:: Dataset entries ::

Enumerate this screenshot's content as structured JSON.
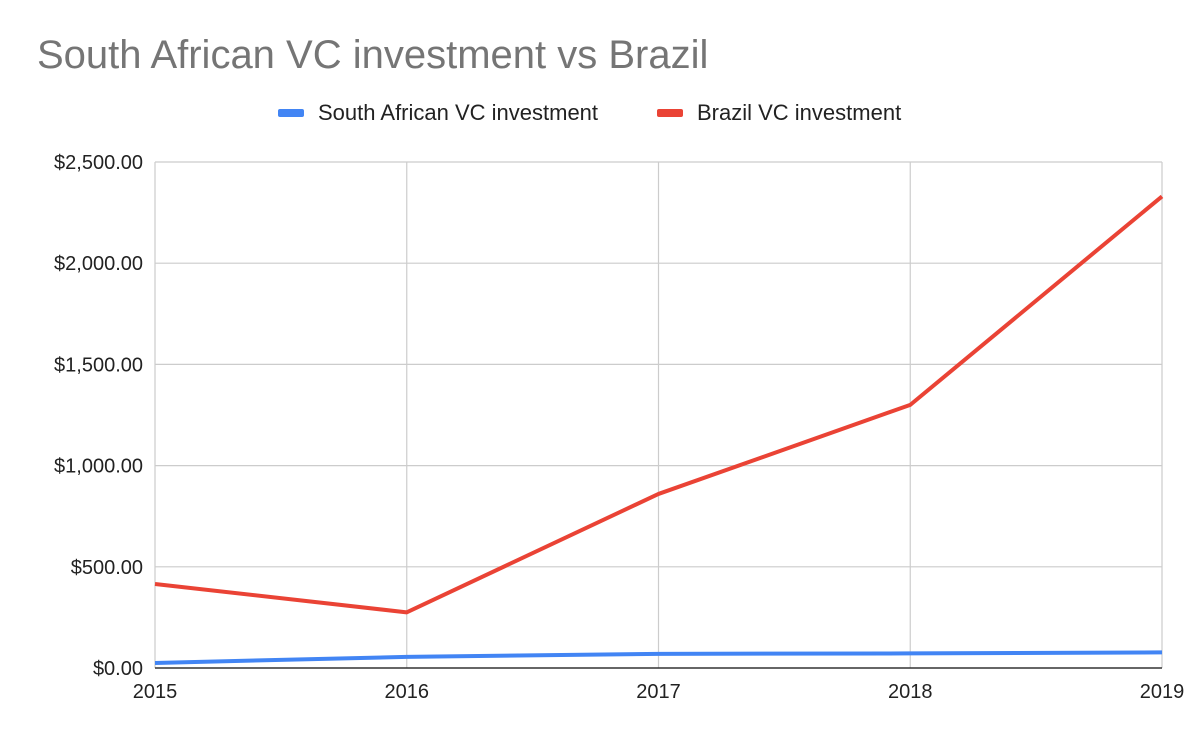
{
  "chart_data": {
    "type": "line",
    "title": "South African VC investment vs Brazil",
    "x": [
      "2015",
      "2016",
      "2017",
      "2018",
      "2019"
    ],
    "y_ticks": [
      "$0.00",
      "$500.00",
      "$1,000.00",
      "$1,500.00",
      "$2,000.00",
      "$2,500.00"
    ],
    "ylim": [
      0,
      2500
    ],
    "grid": true,
    "legend_position": "top",
    "series": [
      {
        "name": "South African VC investment",
        "color": "#4285f4",
        "values": [
          25,
          55,
          70,
          72,
          77
        ]
      },
      {
        "name": "Brazil VC investment",
        "color": "#ea4335",
        "values": [
          415,
          275,
          860,
          1300,
          2330
        ]
      }
    ]
  }
}
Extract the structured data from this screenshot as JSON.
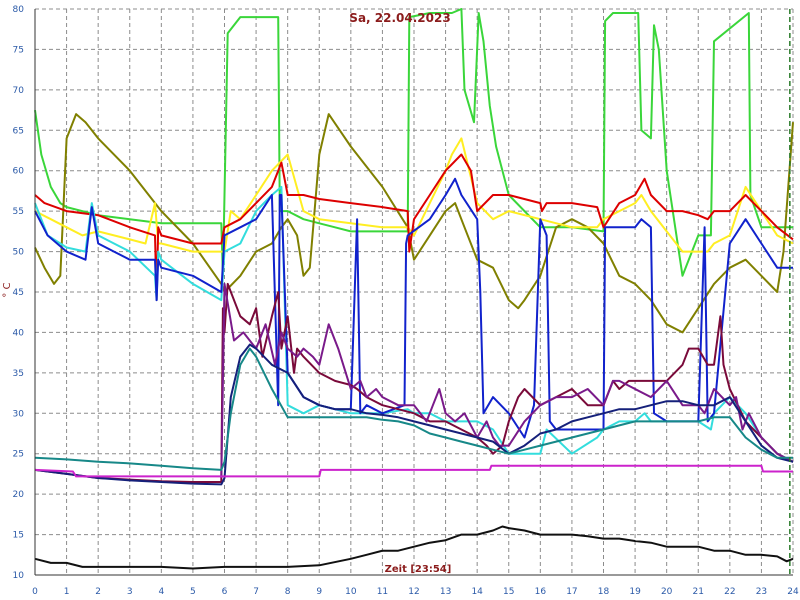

:::

Quote the records above exactly, leaving out any pictures.

Solved exercise:
Enumerate this screenshot's content as structured JSON.
{
  "chart_data": {
    "type": "line",
    "title": "South African VC investment vs Brazil",
    "x": [
      "2015",
      "2016",
      "2017",
      "2018",
      "2019"
    ],
    "y_ticks": [
      "$0.00",
      "$500.00",
      "$1,000.00",
      "$1,500.00",
      "$2,000.00",
      "$2,500.00"
    ],
    "ylim": [
      0,
      2500
    ],
    "grid": true,
    "legend_position": "top",
    "series": [
      {
        "name": "South African VC investment",
        "color": "#4285f4",
        "values": [
          25,
          55,
          70,
          72,
          77
        ]
      },
      {
        "name": "Brazil VC investment",
        "color": "#ea4335",
        "values": [
          415,
          275,
          860,
          1300,
          2330
        ]
      }
    ]
  }
}
Extract the structured data from this screenshot as JSON.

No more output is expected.